- Supplied data -
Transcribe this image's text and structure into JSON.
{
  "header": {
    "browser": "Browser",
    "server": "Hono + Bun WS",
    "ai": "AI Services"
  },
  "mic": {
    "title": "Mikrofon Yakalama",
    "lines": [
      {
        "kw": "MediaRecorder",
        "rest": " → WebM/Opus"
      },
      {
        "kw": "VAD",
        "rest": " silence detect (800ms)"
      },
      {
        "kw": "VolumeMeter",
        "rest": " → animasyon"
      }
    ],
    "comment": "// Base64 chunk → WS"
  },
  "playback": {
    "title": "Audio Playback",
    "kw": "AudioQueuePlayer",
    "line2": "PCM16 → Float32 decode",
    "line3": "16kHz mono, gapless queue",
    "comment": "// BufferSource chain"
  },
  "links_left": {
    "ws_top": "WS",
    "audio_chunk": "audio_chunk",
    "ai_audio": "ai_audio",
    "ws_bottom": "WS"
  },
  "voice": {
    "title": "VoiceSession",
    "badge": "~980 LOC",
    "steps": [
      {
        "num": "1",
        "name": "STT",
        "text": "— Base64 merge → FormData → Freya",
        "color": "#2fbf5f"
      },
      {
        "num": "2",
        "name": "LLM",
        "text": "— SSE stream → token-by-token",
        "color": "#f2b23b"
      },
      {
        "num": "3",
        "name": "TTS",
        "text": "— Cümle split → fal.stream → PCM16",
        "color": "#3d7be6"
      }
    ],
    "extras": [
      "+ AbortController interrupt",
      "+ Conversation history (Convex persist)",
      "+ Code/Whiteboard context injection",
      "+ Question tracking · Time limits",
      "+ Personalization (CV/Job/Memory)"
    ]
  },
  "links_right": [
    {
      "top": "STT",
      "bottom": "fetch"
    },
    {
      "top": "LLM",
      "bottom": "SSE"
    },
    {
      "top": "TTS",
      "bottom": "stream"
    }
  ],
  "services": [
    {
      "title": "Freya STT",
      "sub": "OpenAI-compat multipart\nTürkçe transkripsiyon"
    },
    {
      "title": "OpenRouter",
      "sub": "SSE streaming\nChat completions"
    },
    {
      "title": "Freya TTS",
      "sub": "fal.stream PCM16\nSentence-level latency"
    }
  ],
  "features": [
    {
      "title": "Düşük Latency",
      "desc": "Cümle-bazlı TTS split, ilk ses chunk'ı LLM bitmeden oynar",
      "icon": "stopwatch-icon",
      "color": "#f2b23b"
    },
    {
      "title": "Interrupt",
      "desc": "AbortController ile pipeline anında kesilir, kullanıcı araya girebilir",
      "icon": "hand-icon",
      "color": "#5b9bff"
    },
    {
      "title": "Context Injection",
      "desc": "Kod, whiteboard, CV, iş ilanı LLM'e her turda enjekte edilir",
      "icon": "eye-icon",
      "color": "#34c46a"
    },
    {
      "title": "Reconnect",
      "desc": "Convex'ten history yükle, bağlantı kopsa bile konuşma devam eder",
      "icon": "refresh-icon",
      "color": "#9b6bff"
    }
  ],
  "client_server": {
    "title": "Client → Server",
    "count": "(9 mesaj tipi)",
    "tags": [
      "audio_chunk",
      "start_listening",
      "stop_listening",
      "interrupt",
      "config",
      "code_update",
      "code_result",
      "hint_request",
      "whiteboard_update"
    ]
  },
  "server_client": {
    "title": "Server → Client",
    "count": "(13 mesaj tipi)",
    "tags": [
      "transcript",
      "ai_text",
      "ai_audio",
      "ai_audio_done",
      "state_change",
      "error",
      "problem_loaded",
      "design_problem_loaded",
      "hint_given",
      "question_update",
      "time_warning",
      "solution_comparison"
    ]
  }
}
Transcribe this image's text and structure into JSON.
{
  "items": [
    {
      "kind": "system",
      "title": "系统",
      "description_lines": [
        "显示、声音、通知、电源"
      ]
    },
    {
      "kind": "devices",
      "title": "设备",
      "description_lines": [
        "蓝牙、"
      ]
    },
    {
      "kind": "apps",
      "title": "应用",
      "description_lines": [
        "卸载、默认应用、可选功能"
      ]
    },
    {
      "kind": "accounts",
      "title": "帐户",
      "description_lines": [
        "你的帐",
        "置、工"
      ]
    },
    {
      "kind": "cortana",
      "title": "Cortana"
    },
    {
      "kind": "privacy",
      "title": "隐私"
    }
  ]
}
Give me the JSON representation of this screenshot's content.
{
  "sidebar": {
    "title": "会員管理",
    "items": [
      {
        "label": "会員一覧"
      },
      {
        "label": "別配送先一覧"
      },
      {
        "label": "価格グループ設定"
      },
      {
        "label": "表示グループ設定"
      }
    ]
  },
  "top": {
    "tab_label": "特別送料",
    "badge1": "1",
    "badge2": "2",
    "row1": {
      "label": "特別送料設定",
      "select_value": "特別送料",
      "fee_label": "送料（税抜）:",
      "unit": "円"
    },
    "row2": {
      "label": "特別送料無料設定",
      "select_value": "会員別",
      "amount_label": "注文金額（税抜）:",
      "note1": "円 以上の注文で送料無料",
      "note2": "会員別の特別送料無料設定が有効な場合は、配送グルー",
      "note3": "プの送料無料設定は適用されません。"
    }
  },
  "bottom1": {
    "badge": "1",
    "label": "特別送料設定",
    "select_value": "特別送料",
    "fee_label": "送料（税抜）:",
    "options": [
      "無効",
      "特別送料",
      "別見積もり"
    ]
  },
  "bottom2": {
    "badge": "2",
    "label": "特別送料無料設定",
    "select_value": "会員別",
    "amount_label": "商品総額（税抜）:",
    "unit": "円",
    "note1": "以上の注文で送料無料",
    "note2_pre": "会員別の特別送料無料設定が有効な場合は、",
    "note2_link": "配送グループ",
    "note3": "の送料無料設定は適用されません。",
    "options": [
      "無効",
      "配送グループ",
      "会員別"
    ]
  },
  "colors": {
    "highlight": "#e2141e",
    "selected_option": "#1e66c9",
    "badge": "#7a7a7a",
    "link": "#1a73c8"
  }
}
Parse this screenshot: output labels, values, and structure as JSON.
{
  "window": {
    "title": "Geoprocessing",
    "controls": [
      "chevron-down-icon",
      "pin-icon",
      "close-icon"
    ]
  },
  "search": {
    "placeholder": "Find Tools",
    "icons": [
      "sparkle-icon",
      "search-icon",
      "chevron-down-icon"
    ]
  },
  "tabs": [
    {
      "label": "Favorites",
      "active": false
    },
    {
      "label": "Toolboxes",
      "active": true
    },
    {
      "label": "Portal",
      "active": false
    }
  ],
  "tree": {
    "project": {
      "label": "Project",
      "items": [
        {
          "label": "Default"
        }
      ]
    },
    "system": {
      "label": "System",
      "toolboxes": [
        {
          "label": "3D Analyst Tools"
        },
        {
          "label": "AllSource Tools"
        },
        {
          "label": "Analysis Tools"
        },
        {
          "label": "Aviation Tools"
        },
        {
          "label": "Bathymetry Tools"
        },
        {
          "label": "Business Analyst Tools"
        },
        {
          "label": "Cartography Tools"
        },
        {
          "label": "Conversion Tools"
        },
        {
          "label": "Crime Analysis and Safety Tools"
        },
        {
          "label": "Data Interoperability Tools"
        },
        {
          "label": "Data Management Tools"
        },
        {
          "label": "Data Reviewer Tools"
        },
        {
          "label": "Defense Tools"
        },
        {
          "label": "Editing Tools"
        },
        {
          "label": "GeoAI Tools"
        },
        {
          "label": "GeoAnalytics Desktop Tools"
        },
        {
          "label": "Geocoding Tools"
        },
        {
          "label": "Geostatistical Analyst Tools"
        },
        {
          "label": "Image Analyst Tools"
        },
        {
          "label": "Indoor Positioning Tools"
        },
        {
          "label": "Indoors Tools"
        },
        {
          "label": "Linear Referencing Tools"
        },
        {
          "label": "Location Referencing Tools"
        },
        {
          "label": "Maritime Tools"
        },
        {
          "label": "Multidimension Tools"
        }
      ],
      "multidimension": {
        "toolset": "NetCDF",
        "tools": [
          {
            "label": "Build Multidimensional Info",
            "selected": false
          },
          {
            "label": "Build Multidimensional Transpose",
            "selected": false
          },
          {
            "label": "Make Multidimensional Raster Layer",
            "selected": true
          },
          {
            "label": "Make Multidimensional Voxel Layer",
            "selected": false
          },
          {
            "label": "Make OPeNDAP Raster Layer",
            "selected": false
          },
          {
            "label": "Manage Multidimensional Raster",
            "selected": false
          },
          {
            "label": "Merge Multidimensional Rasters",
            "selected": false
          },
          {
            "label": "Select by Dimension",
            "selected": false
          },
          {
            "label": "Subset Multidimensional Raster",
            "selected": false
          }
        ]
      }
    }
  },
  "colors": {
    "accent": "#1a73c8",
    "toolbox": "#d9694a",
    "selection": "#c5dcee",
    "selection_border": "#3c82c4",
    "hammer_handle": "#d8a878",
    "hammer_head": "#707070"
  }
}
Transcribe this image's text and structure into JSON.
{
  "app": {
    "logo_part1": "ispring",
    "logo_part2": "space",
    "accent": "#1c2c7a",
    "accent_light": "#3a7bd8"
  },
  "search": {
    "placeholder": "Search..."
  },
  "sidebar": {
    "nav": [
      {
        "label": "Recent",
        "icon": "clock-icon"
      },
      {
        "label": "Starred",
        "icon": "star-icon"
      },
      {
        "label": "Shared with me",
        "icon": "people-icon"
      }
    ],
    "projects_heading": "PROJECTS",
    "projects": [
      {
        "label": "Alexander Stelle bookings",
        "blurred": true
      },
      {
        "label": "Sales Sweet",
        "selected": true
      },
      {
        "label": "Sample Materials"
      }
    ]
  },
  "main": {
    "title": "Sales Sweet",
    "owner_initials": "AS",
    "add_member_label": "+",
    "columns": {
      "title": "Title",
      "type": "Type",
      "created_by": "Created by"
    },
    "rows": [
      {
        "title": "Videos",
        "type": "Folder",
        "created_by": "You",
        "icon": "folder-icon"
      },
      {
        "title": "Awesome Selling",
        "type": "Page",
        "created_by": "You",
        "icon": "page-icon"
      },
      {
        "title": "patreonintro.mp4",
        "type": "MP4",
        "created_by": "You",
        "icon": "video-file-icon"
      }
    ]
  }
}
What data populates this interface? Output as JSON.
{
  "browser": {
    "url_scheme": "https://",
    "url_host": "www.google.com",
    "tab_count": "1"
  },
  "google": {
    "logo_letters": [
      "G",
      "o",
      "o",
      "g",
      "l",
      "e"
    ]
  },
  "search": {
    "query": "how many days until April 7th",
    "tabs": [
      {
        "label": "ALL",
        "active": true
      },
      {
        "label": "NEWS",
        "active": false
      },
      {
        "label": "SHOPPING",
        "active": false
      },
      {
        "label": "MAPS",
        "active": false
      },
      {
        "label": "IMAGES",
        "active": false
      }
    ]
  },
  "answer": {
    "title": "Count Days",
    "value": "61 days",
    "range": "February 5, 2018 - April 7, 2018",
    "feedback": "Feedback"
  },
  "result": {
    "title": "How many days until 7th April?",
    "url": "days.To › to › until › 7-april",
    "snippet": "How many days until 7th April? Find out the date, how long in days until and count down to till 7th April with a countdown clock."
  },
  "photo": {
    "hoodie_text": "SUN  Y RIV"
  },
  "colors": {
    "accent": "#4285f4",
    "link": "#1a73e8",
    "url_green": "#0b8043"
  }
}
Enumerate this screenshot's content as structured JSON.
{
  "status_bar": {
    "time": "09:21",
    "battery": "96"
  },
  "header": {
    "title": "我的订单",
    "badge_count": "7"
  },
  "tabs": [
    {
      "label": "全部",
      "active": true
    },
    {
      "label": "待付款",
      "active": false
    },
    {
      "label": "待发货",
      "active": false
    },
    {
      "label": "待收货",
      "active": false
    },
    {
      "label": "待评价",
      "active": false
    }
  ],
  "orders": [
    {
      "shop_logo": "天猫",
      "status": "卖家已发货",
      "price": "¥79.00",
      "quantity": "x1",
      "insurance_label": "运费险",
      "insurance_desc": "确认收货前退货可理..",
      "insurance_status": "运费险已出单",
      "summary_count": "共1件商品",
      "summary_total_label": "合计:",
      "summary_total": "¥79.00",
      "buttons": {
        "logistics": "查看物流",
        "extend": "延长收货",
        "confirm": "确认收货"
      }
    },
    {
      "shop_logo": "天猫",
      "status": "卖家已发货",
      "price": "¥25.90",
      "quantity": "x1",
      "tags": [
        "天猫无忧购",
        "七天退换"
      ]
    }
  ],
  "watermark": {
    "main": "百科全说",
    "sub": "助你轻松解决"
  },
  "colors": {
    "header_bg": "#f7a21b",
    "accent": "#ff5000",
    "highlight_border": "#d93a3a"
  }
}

- To do -
Copy out all lines from the material above that contain the string "Analysis".

- Solution below -
          "label": "Analysis Tools"
          "label": "Crime Analysis and Safety Tools"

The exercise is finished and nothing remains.